• **Passage**:
Monday, January 14, 2008

Bo

This week’s Torah Portion, Bo, which means, Come, begins with God telling Moses to go back to Pharaoh to warn him about three more plagues, with which God will strike Egypt: the plague of locusts, of darkness, and the killing of the first born. As God predicted that Pharaoh’s heart has been made stubborn, Pharaoh refuses to allow the people to leave Egypt to perform a sacrifice to God, with disastrous results. God gives Moses instructions about the Pesach offering: how the Israelites must sacrifice, eat, and be ready to leave, and how the eating of Matzos and the celebration of the Pesach miracle must be remembered as an eternal decree. The people do as they are instructed and, as God foretold, Pharaoh sends them out and they begin their journey out of Egypt.

This Torah portion is remarkable for its story and its drama, It is a tale with which we are intimately familiar, and yet, in it is contained an amazing guide that is hidden in plain sight. This torah portion is a virtual Primer of the natural laws of the spiritual universe. In this portion, God tells us how the universe works vis a vis humans. It tells us how to behave, what to pay attention to, and how to relate to God.

The first natural law of the spiritual universe comes from the very beginning of the Portion. God said to Moses, “Come to Pharaoh; for I have made his heart and the heart of his servants stubborn, so that I shall place these signs of Mine in his midst; and so that you may relate in the ears of your children and your children’s children that I have toyed with Egypt, that you may know that I am God.” Spiritual Law # 1 is that God is active in human affairs. Maimonides, in his Guide for the Perplexed, remarks that the way we know God is through acts, or to put it another way, through Nature. That God altered Nature by performing the plagues is a demonstration of this Law. It accounts for large deviations from the expected, as well as the small coincidences that comprise our everyday lives.

The second law comes from the very same verse. This law is that God accomplishes many ends from one act. By sending plagues, signs, and wonders, God showed Pharaoh the limits to Pharaoh’s might, allowed the Egyptians to understand that there was a power higher than Pharaoh, and at the same time, gave the Israelites the experiences that would sustain them in the wilderness with faith in God’s existence and omnipotence. Our sage Nachmanides wrote that the plagues were sent because God wanted the Israelites to experience the truth about God and to refute false ideas. It was as much for the Israelites as for Egypt that the power of the plagues had to be experienced.

The third law comes from the third verse: “Moses and Aaron say to Pharaoh, So said Adonai, God of the Hebrews: Until when will you refuse to be humbled before me?” Our 3rd law is that God wishes us to be humble before our Creator; to bend our wills to God’s will and to do what is asked of us. This sounds like a small thing, but in reality, it is one of the last things most of us can accomplish. In Numbers, it says that Moses was humble or meek. This was meant not only as description, but as a very high compliment. Usually, our egos do not permit us to be so humble.

The Fourth Law of the spiritual universe is found in the very next sentence: “for if you refuse to send out my people, Behold: I shall send a locust swarm into your border.” “This sentence confirms the principle of reward and punishment. This law is more real than we would like to admit, and our failure to recognize that the good we do increases good in the world and the anger and hatred with which we sometimes act comes back to us as well, is the source of much unhappiness.

• **Written request 1**: Convert the stretch of the rows from the line containing "plot-area (512, 684, 868, 910)" through the line containing "x-axis: 2000 4000 6000 8000 10000 (78, 598, 409, 633)" into a numbered list, dropping any blank lines.
The Torah commentary has no connection to the rows that come after it.

• **Data**:
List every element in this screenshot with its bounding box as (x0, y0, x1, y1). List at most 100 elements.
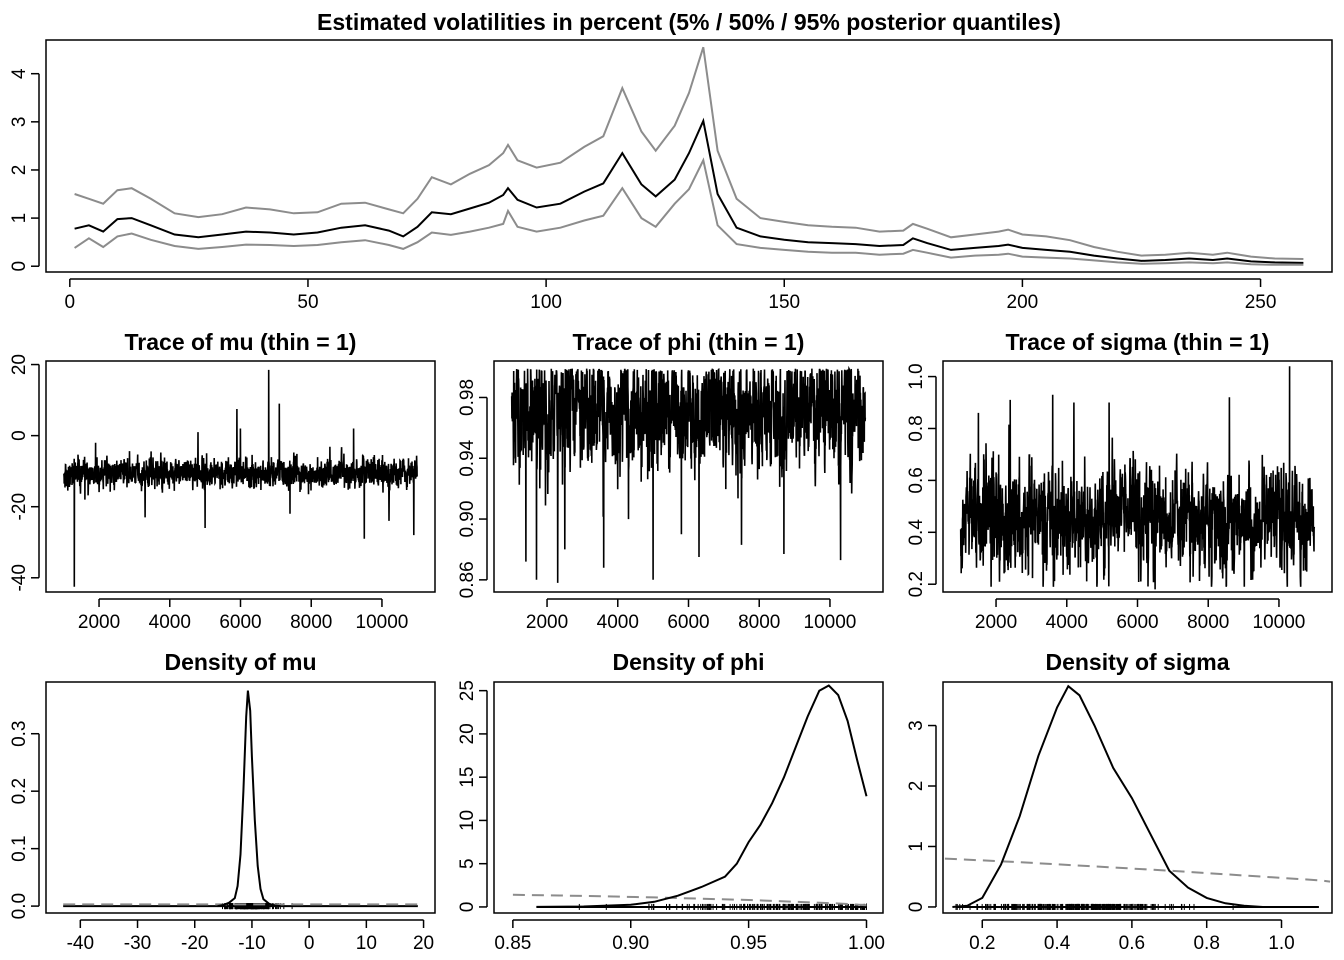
plot-area (512, 684, 868, 910)
chart-title: Trace of mu (thin = 1) (125, 329, 357, 355)
panel-density_mu: Density of mu-40 -30 -20 -10 0 10 200.00.10.20… (9, 649, 436, 954)
x-tick-label: -20 (181, 933, 208, 954)
y-tick-label: 0 (9, 430, 30, 441)
x-axis: 2000 4000 6000 8000 10000 (78, 598, 409, 633)
y-tick-label: 0.1 (9, 835, 30, 861)
x-axis: 0 50 100 150 200 250 (65, 278, 1276, 313)
x-tick-label: 0.4 (1044, 933, 1071, 954)
y-tick-label: 3 (9, 117, 30, 128)
upper-quantile-line (74, 46, 1304, 260)
chart-title: Estimated volatilities in percent (5% / … (317, 9, 1061, 35)
x-tick-label: 6000 (667, 612, 709, 633)
y-tick-label: 4 (9, 68, 30, 79)
y-tick-label: 2 (906, 781, 927, 792)
y-tick-label: 0 (457, 902, 478, 913)
x-tick-label: 6000 (1116, 612, 1158, 633)
y-tick-label: 1 (906, 841, 927, 852)
y-axis: 0 1 2 3 (906, 720, 937, 913)
y-tick-label: 0.0 (9, 893, 30, 919)
x-tick-label: 0.90 (612, 933, 649, 954)
x-tick-label: -40 (67, 933, 94, 954)
x-tick-label: 0.2 (969, 933, 995, 954)
panel-trace_sigma: Trace of sigma (thin = 1) 2000 4000 6000 800… (906, 329, 1333, 633)
plot-area (74, 46, 1304, 266)
y-tick-label: 20 (457, 723, 478, 744)
x-tick-label: 2000 (78, 612, 120, 633)
y-tick-label: 0.4 (906, 519, 927, 546)
x-tick-label: 8000 (290, 612, 332, 633)
panel-trace_mu: Trace of mu (thin = 1) 2000 4000 6000 8000 10… (9, 329, 436, 633)
y-tick-label: 20 (9, 354, 30, 375)
y-tick-label: 0.3 (9, 721, 30, 747)
y-tick-label: 0.6 (906, 467, 927, 493)
chart-title: Density of mu (164, 649, 316, 675)
plot-frame (45, 681, 436, 914)
y-tick-label: 5 (457, 858, 478, 869)
y-axis: 0 5 10 15 20 25 (457, 680, 488, 913)
x-tick-label: 20 (413, 933, 434, 954)
y-axis: -40 -20 0 20 (9, 354, 40, 592)
y-axis: 0.86 0.90 0.94 0.98 (457, 379, 488, 598)
x-axis: -40 -30 -20 -10 0 10 20 (67, 919, 434, 954)
y-tick-label: 15 (457, 767, 478, 788)
x-tick-label: 2000 (975, 612, 1017, 633)
posterior-density-line (217, 690, 281, 908)
y-tick-label: 2 (9, 165, 30, 176)
y-tick-label: 0 (906, 902, 927, 913)
x-tick-label: 10 (356, 933, 377, 954)
panel-volatility: Estimated volatilities in percent (5% / … (9, 9, 1333, 313)
y-axis: 0 1 2 3 4 (9, 68, 40, 272)
x-tick-label: 8000 (1187, 612, 1229, 633)
prior-density-line (512, 893, 867, 907)
panel-trace_phi: Trace of phi (thin = 1) 2000 4000 6000 8000 1… (457, 329, 884, 633)
plot-frame (45, 39, 1333, 273)
trace-line (63, 369, 419, 587)
plot-area (510, 365, 867, 583)
plot-frame (942, 360, 1333, 593)
x-tick-label: 0.8 (1193, 933, 1219, 954)
x-tick-label: 100 (530, 292, 562, 313)
x-axis: 2000 4000 6000 8000 10000 (526, 598, 856, 633)
y-axis: 0.2 0.4 0.6 0.8 1.0 (906, 363, 937, 597)
y-tick-label: -20 (9, 493, 30, 520)
panel-density_sigma: Density of sigma 0.2 0.4 0.6 0.8 1.0 0 1 2 3 (906, 649, 1333, 954)
x-tick-label: 10000 (356, 612, 409, 633)
plot-area (63, 369, 419, 587)
x-tick-label: 0 (65, 292, 76, 313)
x-tick-label: -10 (238, 933, 265, 954)
x-tick-label: 4000 (1046, 612, 1088, 633)
y-tick-label: 3 (906, 720, 927, 731)
x-tick-label: 150 (768, 292, 800, 313)
x-tick-label: 0.95 (730, 933, 767, 954)
y-tick-label: 0.90 (457, 501, 478, 538)
trace-line (510, 365, 867, 583)
plot-area (63, 690, 418, 910)
y-tick-label: 0.98 (457, 379, 478, 416)
y-tick-label: 0.94 (457, 439, 478, 476)
y-tick-label: 0.2 (906, 571, 927, 597)
x-tick-label: 0 (304, 933, 315, 954)
x-axis: 2000 4000 6000 8000 10000 (975, 598, 1306, 633)
panel-density_phi: Density of phi 0.85 0.90 0.95 1.00 0 5 10 15 20 25 (457, 649, 885, 954)
chart-title: Trace of phi (thin = 1) (573, 329, 805, 355)
plot-frame (493, 360, 884, 593)
x-tick-label: 6000 (219, 612, 261, 633)
x-tick-label: 8000 (738, 612, 780, 633)
y-tick-label: 10 (457, 810, 478, 831)
x-tick-label: 1.0 (1268, 933, 1294, 954)
plot-frame (493, 681, 884, 914)
chart-title: Trace of sigma (thin = 1) (1006, 329, 1270, 355)
y-tick-label: 25 (457, 680, 478, 701)
chart-title: Density of phi (612, 649, 764, 675)
x-tick-label: 1.00 (848, 933, 885, 954)
posterior-density-line (536, 684, 868, 908)
chart-title: Density of sigma (1045, 649, 1229, 675)
y-tick-label: 0.2 (9, 778, 30, 804)
x-tick-label: 50 (297, 292, 318, 313)
y-tick-label: 0.86 (457, 561, 478, 598)
x-tick-label: 10000 (1253, 612, 1306, 633)
x-tick-label: 0.6 (1119, 933, 1145, 954)
y-axis: 0.0 0.1 0.2 0.3 (9, 721, 40, 919)
x-tick-label: 4000 (149, 612, 191, 633)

• **Written request 2**: Carry on the Torah commentary from its last sentence.

• **Exercise result 1**:
1. plot-area (512, 684, 868, 910)
2. chart-title: Trace of mu (thin = 1) (125, 329, 357, 355)
3. panel-density_mu: Density of mu-40 -30 -20 -10 0 10 200.00.10.20… (9, 649, 436, 954)
4. x-tick-label: -20 (181, 933, 208, 954)
5. y-tick-label: 0 (9, 430, 30, 441)
6. x-axis: 2000 4000 6000 8000 10000 (78, 598, 409, 633)

• **Exercise result 2**:
The Fifth Law comes a few verses later (7). The Torah reads: “Pharaoh’s servants said to him, How long will this be a snare for us? Send out the men that they may serve God, their God. Do you not know that Egypt is lost?” This verse tells us that there is almost always a warning before something bad happens. In Exodus (21), in the Civil Legislation section, it is made clear that a warning needs to be given before an animal who is habitually belligerent is put to death. In Exodus, God makes sure that Pharaoh is warned before the plagues occur. So too, we usually experience a discreet warning, if we are paying attention, before disaster strikes, and our failure to heed warnings around us sometimes makes us wish we had listened before a negative event comes to pass.

The sixth Law of the spiritual universe is that our participation is required. Something is asked of us, and we must respond, in order to reap the benefits of that which God sets in motion. This law is established by the verse, “Speak to the entire assembly of Israel, saying, on the 10th of the month they shall take for themselves a lamb or Kid for each household.” The Torah then gives instructions for the Pesach offering, the blood to be applied to the lintel and doorposts, the roasting of the offering, the meal, and the preparations for departure. We are required to take action by doing those things that are commanded, by being in partnership with God. The “with God” of the previous sentence is the key to this law. We must do what we can when we can. We are not passive witnesses. We must act.

The last law, is the 7th, fittingly, for in Judaism, seven is a momentous number. The seventh law is that the lessons we learn in life occur to allow us to grow in knowledge and wisdom. This law comes from the verse, (12:14) “This day shall be for you a remembrance and you shall celebrate it as a festival for God for your generations, … as an eternal statute.” And also the verse, “It is a pesach offering to God who skipped over the houses of the Children of Israel in Egypt when He smote the Egyptians, but he saved our households.” We are meant to remember, and in that remembering to gain understanding that once, long ago, God chose to allow us to know with certainty, that we are not alone; that there is one who knows; there is one who cares; and that we, by our conduct, can experience an intimation of God’s presence in our lives. Ken y’hi ratson. May we all be so blessed, to experience the divine in our modern lives. May this be God’s will.

Wednesday, January 9, 2008

This week's Torah portion, Bo, contains a coded guide to the spiritual laws of the universe. One of the laws is: there is almost always a warning before something bad happens.

Tuesday, January 8, 2008

One-ness

The Shema, the prayer of God's one-ness is really a prayer of OUR one-ness.

Monday, January 7, 2008

Spiritual Currency

Love is the spiritual currency of the universe. When I act out of love, I "mint" new currency, and allow an expansion in the "money supply" that is available in the universe. When more currency is in circulation, more blessings can flow to everyone.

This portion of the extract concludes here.